═══ Selected excerpt ═══

Extensions are KIP-342 custom key-value pairs sent to the broker:
- Must be a map of `%{string_key => string_value}`
- Cannot use reserved name `"auth"`
- Example: `%{"traceId" => "abc", "tenant" => "prod"}`

### Token expiry behaviour

kafka_ex does **not** currently schedule a proactive
`SaslAuthenticate` re-auth (KIP-368). The `session_lifetime_ms` the
broker sends in the `SaslAuthenticate` v1+ response is parsed but
not acted on. This is NOT the same as "the connection breaks and
the client crashes" — the actual flow is:

1. **Token expires on the broker side.** The broker closes the
   connection (TCP/TLS close).
2. **kafka_ex observes the close.** The socket is in active mode,
   so `{:tcp_closed, socket}` / `{:ssl_closed, socket}` arrives at
   the `KafkaEx.Client` GenServer. The client **does not crash** —
   it handles the message by nil-ing the broker's socket in its
   state and continuing.
3. **Next request to that broker triggers reconnect.** Reconnect
   runs the full socket setup: TCP → TLS → SASL handshake → SASL
   authenticate. Your `token_provider` is **called again** and the
   fresh token is used. If `token_provider` returns a valid
   unexpired JWT, the reconnect succeeds transparently.
4. **In-flight operations.** Requests that were queued on the
   closed socket fail with `:closed`. These are classified as
   transient errors (`KafkaEx.Support.Retry.transient_error?/1`)

═══ Given records ═══

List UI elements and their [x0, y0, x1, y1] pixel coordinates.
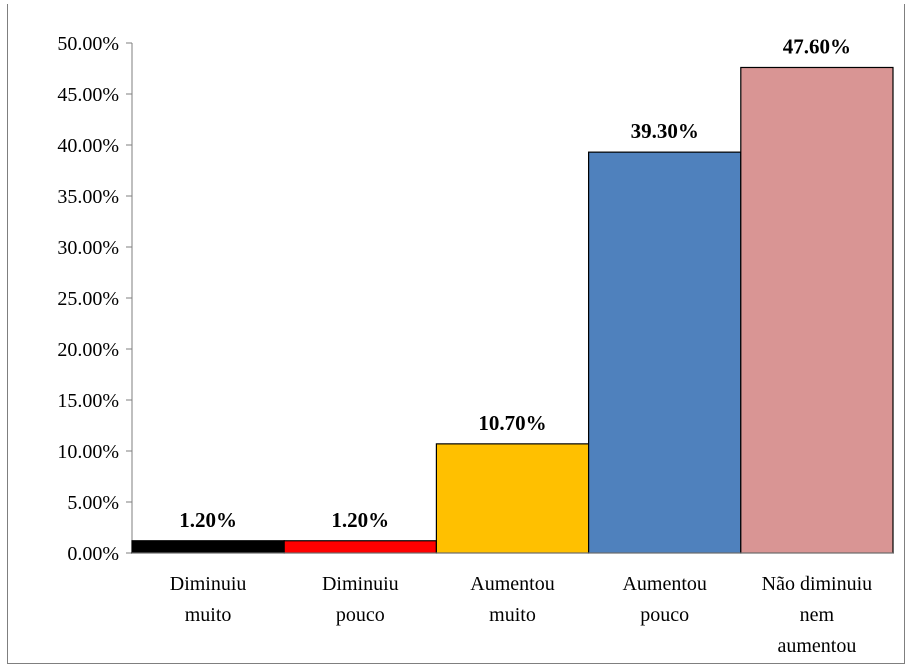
category-label: muito — [185, 604, 232, 626]
y-tick-label: 0.00% — [67, 543, 119, 565]
y-tick-label: 25.00% — [57, 288, 119, 310]
category-label: Diminuiu — [322, 573, 399, 595]
category-label: pouco — [336, 604, 385, 626]
y-tick-label: 20.00% — [57, 339, 119, 361]
y-tick-label: 5.00% — [67, 492, 119, 514]
bar — [435, 443, 590, 554]
category-label: muito — [489, 604, 536, 626]
y-tick-label: 40.00% — [57, 135, 119, 157]
category-label: Não diminuiu — [762, 573, 873, 595]
data-label: 39.30% — [631, 119, 699, 143]
y-tick-label: 10.00% — [57, 441, 119, 463]
bar — [740, 66, 894, 554]
y-tick-label: 30.00% — [57, 237, 119, 259]
bar — [131, 540, 285, 554]
y-tick-label: 35.00% — [57, 186, 119, 208]
category-label: aumentou — [777, 635, 856, 657]
data-label: 47.60% — [783, 34, 851, 58]
y-tick-label: 15.00% — [57, 390, 119, 412]
y-tick-label: 45.00% — [57, 84, 119, 106]
bar — [283, 540, 438, 554]
category-label: nem — [800, 604, 835, 626]
data-label: 1.20% — [331, 508, 389, 532]
category-label: Aumentou — [470, 573, 554, 595]
y-tick-label: 50.00% — [57, 33, 119, 55]
bar — [587, 151, 742, 554]
data-label: 1.20% — [179, 508, 237, 532]
category-label: pouco — [640, 604, 689, 626]
data-label: 10.70% — [478, 411, 546, 435]
category-label: Diminuiu — [170, 573, 247, 595]
category-label: Aumentou — [622, 573, 706, 595]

═══

_Requirements_.
1. Repeat, word for word, the passage of the kafka_ex token expiry text between "2. **kafka_ex observes" and "state and continuing.", inclusive.
2. Using the kafka_ex token expiry text, explain in one to three sentences why a reconnect after the token expires can succeed with no visible interruption.
The records aren't needed for any of this.

_Answers per task_.
1.
2. **kafka_ex observes the close.** The socket is in active mode,
   so `{:tcp_closed, socket}` / `{:ssl_closed, socket}` arrives at
   the `KafkaEx.Client` GenServer. The client **does not crash** —
   it handles the message by nil-ing the broker's socket in its
   state and continuing.

2. A reconnect runs the full socket setup (TCP, TLS, SASL handshake, SASL authenticate), so the `token_provider` is called again and the fresh token is used. If the `token_provider` returns a valid unexpired JWT, the reconnect succeeds transparently.